Drumcode – Spotlight on Anna Reusch / Melanie Ribbe

Anna Reusch

 

Adam Beyers Drumcode-Label stellt seiner gefeierten „A-Sides“-Compilation-Reihe ein Geschwisterlein an die Seite, das auf den Namen „Elevate“ hört. Mit dem Projekt unterstreicht das schwedische Imprint seine Ambitionen, als globaler Anziehungspunkt für Techno-Künstler*innen aus aller Welt zu dienen und richtet den Fokus auf vielversprechende Talente. Neben aufstrebenden Acts wie Miss Monique, Melanie Ribbe oder DJ Dee sind auf der neue Scheibe, die ganz im Zeichen des weiblichen Geschlechts steht, aber auch lang etablierte Artists zu Gast, zu denen sich etwa BEC, Juliet Fox und Anna Reusch zählen lassen. Wir waren neugierig auf die Mischung aus junger Innovation und erfahrener Routine. Lest ein Interview mit Anna Reusch und Melanie Ribbe. 

Hi, Anna. Im Gegensatz zu vielen anderen Künstlerinnen auf der Compilation blickst du bereits auf ein Drumcode-Release zurück. Wie kam der Erstkontakt damals zustande? Drumcode ist ja schon so etwas wie ein Branchenprimus … Ein Ritterschlag für dich?

Hi. Das ist richtig. Ich hatte davor schon eine Nummer auf der „A-Sides“. Der Kontakt zu Drumcode kam über meine Bookerin zustande. Sie kennt Adam und hat ihm hin und wieder Demos von mir geschickt, wenn ich der Meinung war, dass es zu Drumcode passen könnte. Als ihm dann schließlich „Deeper“ gefiel, freute ich mich natürlich sehr.

Du lebst auf einem Pferdehof in der Natur in der Nähe von Dresden. Das ist bestimmt ein willkommener Ausgleich zum stressigen Tourleben. Welche Wirkung hat das Leben dort auf deine Produktivität und Kreativität? Entstehen hier auch deine Tracks?

Ich muss hier korrigieren: Ende letzten Jahres wanderte ich aus und lebe nun in Dänemark an der Nordsee – auch auf einem Hof mit Pferden, Hunden usw. Es ist der absolute Gegensatz zum Leben am Wochenende, doch genau das brauche ich. Es holt mich total runter, erdet mich und bringt mich ohne viel Aufwand oder Überwindung dazu, auch an einem Montag um 8 Uhr aufzustehen. Kreativ werde ich dann erst wieder am Wochenende. Meine Tracks entstehen schon seit Jahren in England. Mehrere Male im Jahr besuche ich dort David Robertson. Er hilft mir, meine Ideen umzusetzen und Tracks zu optimieren.

**Einträge:**
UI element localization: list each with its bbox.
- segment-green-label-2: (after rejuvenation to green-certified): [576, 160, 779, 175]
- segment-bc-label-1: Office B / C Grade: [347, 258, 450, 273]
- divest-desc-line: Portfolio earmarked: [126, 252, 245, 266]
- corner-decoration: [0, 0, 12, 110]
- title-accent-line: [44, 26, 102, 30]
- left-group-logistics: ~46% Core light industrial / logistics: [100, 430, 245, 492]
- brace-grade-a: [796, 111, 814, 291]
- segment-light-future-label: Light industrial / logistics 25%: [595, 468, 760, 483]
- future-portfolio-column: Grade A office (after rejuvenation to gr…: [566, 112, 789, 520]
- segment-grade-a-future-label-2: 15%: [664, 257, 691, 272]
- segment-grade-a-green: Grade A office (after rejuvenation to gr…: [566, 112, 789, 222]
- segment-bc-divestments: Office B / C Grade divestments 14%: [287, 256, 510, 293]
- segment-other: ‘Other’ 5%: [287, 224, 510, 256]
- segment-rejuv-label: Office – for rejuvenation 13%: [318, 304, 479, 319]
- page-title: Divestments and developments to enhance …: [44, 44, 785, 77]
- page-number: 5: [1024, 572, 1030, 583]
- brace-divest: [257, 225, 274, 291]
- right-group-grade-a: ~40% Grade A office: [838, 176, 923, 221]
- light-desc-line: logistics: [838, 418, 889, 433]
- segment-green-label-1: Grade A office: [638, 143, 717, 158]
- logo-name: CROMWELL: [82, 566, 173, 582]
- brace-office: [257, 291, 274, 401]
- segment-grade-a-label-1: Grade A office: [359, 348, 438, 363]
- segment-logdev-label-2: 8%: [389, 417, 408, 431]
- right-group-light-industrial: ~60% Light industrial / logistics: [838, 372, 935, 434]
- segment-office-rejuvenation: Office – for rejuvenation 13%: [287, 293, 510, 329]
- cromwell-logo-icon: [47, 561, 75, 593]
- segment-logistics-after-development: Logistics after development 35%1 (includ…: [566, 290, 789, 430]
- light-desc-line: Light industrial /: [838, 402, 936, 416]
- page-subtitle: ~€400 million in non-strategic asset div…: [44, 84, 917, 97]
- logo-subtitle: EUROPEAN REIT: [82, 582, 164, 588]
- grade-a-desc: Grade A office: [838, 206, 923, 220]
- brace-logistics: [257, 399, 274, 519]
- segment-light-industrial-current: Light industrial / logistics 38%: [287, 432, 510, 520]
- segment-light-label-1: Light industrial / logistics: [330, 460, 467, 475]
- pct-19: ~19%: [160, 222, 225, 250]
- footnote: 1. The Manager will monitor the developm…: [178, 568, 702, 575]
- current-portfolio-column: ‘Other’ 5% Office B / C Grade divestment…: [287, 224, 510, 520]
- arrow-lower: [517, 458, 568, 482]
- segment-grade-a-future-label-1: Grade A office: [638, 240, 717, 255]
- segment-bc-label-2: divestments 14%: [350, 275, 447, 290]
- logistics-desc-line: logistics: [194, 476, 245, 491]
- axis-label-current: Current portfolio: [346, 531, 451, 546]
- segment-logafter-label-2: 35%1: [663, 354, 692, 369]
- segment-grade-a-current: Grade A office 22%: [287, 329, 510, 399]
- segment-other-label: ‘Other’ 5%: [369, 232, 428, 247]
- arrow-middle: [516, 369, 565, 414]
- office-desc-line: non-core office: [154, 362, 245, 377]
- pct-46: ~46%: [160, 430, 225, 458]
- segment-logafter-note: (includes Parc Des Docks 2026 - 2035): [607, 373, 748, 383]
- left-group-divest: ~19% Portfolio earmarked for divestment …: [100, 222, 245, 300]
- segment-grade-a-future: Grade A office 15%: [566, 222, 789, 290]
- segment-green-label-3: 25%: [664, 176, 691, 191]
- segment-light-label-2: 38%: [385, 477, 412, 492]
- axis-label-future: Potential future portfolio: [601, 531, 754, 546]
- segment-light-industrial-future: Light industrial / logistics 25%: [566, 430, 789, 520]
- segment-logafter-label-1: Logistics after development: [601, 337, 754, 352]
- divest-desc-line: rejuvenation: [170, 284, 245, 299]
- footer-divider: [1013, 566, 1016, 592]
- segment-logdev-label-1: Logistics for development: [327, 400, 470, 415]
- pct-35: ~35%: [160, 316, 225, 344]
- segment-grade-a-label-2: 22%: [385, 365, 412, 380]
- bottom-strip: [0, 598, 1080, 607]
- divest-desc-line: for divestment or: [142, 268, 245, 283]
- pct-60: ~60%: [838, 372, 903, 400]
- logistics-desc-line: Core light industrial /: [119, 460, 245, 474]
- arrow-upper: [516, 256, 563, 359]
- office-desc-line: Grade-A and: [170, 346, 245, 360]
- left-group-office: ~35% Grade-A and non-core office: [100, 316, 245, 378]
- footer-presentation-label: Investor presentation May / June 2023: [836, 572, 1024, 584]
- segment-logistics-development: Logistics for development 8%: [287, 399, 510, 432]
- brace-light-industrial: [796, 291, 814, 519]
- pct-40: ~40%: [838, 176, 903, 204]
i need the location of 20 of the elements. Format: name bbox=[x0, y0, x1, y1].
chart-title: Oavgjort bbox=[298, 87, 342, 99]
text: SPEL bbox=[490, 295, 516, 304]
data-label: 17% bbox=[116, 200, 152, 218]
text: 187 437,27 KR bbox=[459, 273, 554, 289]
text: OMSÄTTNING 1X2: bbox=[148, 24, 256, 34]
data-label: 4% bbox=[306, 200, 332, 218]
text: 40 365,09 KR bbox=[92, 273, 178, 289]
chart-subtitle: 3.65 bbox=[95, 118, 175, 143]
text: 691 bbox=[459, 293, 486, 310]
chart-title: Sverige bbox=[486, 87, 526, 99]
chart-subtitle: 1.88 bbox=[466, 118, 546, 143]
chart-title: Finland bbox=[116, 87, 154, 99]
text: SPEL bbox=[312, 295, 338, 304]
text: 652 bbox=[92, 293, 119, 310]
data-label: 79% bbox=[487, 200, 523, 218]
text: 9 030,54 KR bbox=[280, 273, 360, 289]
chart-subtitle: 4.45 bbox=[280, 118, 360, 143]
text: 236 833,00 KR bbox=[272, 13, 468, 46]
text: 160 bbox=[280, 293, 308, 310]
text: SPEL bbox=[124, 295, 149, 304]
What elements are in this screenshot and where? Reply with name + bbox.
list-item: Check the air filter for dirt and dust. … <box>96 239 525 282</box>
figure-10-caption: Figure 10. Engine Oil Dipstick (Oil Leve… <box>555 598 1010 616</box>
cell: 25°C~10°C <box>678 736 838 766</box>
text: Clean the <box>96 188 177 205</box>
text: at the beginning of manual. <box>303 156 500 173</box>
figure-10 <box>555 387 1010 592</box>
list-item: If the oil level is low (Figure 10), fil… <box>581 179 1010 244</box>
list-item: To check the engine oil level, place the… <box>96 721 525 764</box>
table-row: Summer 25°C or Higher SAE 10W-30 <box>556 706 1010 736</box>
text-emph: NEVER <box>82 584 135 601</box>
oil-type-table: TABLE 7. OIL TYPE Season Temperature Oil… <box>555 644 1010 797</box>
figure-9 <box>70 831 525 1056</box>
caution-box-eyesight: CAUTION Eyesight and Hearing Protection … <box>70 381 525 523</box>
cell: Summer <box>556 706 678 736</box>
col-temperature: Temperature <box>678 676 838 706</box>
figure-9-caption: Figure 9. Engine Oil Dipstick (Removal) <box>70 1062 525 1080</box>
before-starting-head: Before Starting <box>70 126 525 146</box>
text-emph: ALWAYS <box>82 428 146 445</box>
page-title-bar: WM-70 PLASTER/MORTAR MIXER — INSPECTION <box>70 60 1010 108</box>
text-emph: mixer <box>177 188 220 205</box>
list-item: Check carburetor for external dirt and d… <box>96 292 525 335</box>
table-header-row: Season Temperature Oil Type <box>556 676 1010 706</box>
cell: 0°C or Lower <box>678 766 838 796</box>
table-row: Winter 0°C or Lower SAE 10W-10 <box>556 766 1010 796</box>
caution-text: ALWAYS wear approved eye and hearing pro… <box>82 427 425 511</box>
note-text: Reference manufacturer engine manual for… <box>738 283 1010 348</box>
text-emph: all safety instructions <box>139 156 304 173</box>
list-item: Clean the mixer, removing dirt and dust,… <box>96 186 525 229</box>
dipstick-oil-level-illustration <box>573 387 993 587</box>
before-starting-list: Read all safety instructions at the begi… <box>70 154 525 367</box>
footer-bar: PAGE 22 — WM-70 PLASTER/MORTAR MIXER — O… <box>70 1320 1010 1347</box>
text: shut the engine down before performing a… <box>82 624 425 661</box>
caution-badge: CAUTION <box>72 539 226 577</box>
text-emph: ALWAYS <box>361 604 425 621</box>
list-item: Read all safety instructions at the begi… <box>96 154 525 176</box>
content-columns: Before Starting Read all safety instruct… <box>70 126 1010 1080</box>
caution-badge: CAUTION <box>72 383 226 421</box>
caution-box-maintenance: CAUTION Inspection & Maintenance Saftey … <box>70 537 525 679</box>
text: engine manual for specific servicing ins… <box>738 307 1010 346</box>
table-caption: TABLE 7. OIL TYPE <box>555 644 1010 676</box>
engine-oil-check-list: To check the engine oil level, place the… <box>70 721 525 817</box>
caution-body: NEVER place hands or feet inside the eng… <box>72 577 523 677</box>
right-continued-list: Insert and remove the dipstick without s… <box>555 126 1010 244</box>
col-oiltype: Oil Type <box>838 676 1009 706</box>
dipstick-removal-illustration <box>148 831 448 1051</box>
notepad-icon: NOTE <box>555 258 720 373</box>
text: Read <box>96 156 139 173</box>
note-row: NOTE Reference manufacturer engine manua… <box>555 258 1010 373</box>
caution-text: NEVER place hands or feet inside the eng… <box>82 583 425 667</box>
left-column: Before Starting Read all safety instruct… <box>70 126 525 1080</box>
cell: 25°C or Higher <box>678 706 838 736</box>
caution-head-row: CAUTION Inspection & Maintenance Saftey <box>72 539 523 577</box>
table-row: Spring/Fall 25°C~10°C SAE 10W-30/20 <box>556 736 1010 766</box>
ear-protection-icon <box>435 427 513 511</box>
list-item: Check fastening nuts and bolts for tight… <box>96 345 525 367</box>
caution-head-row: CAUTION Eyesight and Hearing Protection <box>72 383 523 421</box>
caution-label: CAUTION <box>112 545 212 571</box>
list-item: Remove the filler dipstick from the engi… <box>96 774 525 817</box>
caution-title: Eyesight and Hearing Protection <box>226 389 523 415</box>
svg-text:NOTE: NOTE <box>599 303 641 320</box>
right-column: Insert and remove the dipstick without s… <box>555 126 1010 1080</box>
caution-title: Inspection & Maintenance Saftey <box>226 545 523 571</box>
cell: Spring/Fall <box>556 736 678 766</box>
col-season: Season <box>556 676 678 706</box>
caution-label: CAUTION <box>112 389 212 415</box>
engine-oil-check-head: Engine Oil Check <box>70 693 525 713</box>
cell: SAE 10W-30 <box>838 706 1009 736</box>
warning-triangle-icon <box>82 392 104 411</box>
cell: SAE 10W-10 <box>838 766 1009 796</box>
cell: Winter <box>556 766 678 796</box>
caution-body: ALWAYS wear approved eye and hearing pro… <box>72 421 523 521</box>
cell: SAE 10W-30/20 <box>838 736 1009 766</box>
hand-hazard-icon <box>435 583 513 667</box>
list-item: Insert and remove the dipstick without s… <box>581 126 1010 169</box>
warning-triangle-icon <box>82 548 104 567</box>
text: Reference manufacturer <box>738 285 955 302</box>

**Zu erledigende Aufgaben:**
1/ Nenne alle Acts und Artists, die das Drumcode-Interview als Gäste auf der Compilation „Elevate“ aufzählt.
2/ Ordne die Zeilen der Auflistung von ihrem Anfang bis einschließlich der Zeile mit „- corner-decoration: [0, 0, 12, 110]“ als nummerierte Liste an und lass dabei Leerzeilen weg.
Die Auflistung steht in keinem Zusammenhang mit dem Drumcode-Interview.

**Lösungen der Aufgaben:**
1/ Miss Monique, Melanie Ribbe, DJ Dee, BEC, Juliet Fox, Anna Reusch

2/
1. UI element localization: list each with its bbox.
2. - segment-green-label-2: (after rejuvenation to green-certified): [576, 160, 779, 175]
3. - segment-bc-label-1: Office B / C Grade: [347, 258, 450, 273]
4. - divest-desc-line: Portfolio earmarked: [126, 252, 245, 266]
5. - corner-decoration: [0, 0, 12, 110]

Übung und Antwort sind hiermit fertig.